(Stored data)

------------------------------------------------------------------------

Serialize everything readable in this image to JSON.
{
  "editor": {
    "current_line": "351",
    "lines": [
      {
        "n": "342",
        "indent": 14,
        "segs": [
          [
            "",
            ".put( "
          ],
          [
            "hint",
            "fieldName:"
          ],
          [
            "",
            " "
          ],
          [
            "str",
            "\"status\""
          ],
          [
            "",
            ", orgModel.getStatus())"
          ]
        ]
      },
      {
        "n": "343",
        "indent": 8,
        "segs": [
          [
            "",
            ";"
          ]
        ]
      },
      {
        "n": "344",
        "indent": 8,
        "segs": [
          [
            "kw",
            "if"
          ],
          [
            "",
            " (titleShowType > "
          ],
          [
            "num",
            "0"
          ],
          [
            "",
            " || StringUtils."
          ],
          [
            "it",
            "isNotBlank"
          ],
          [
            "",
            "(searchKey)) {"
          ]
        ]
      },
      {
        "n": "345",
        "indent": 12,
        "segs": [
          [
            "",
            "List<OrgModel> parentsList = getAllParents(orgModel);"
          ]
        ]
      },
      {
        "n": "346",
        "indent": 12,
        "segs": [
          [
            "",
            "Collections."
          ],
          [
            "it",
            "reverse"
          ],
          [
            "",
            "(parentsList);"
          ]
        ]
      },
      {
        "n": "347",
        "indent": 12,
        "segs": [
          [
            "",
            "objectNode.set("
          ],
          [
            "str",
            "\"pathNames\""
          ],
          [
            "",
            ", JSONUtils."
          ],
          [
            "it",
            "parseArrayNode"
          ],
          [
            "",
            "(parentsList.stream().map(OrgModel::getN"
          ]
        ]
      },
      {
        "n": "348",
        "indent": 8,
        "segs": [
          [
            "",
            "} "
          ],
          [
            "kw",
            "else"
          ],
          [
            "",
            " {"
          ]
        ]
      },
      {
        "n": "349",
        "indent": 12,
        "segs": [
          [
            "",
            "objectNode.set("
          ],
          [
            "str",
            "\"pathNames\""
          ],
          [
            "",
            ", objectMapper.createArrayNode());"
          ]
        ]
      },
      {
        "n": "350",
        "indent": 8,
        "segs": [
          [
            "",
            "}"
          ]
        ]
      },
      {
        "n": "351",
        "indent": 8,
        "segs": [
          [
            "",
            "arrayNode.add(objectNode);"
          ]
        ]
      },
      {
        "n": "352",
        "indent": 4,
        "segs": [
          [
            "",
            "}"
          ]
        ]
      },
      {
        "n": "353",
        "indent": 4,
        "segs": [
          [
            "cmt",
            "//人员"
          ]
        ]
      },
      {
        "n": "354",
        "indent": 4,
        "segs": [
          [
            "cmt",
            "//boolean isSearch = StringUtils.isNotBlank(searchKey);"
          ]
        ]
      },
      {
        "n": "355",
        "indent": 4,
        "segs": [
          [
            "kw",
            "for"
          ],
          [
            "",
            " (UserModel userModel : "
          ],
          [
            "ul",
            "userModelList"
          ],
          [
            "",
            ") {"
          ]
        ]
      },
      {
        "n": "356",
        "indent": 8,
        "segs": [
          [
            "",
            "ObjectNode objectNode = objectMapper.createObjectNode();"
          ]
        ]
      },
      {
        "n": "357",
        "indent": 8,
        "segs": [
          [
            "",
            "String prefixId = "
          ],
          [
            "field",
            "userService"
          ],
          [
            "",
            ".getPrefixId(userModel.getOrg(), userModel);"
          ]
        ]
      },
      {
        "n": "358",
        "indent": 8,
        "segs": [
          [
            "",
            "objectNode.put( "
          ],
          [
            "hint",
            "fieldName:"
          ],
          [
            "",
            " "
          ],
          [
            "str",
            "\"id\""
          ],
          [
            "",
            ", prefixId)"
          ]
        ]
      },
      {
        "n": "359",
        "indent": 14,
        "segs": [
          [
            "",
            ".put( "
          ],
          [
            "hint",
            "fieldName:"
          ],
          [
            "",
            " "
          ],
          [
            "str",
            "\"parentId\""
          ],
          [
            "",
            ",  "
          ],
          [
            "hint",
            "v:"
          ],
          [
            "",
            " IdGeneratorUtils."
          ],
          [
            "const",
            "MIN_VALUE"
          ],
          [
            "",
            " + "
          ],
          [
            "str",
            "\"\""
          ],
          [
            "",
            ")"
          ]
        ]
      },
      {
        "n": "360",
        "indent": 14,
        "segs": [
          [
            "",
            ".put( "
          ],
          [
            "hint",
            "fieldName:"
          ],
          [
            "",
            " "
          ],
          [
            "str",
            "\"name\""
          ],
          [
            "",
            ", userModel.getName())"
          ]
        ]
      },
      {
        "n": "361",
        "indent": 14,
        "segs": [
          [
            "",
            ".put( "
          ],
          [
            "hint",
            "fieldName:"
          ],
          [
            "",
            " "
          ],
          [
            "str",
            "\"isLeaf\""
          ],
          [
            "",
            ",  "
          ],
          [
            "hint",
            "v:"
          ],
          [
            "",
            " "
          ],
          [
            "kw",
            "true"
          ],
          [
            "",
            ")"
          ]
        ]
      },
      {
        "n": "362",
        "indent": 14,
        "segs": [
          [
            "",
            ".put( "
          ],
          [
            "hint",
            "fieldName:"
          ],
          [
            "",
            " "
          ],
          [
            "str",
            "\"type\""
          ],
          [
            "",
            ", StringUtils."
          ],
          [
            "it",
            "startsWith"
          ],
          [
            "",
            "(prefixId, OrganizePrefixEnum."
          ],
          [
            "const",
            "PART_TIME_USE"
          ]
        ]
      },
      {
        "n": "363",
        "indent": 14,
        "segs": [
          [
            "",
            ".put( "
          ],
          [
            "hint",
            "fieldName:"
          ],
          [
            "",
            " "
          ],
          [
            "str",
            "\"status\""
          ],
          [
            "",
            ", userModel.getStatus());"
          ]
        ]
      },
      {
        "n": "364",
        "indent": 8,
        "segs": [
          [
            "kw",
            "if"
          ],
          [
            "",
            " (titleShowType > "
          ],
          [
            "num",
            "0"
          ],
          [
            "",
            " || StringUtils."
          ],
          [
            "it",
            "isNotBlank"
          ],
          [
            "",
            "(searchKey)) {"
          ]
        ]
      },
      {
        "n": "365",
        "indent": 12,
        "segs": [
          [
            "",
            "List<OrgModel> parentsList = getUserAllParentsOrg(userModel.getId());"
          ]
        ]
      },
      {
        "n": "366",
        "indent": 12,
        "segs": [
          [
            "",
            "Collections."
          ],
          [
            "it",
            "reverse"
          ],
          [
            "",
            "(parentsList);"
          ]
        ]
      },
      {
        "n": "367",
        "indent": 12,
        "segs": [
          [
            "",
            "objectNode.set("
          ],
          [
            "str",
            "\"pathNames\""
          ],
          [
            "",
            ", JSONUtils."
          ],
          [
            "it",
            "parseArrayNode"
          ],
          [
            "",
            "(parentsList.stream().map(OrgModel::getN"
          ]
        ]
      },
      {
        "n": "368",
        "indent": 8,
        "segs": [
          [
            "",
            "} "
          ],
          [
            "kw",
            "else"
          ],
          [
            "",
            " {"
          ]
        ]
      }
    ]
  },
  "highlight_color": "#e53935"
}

------------------------------------------------------------------------

The answer is the number of lines in the preceding material that hold "objectMapper"; write that number and nothing else.

▸ Written response
2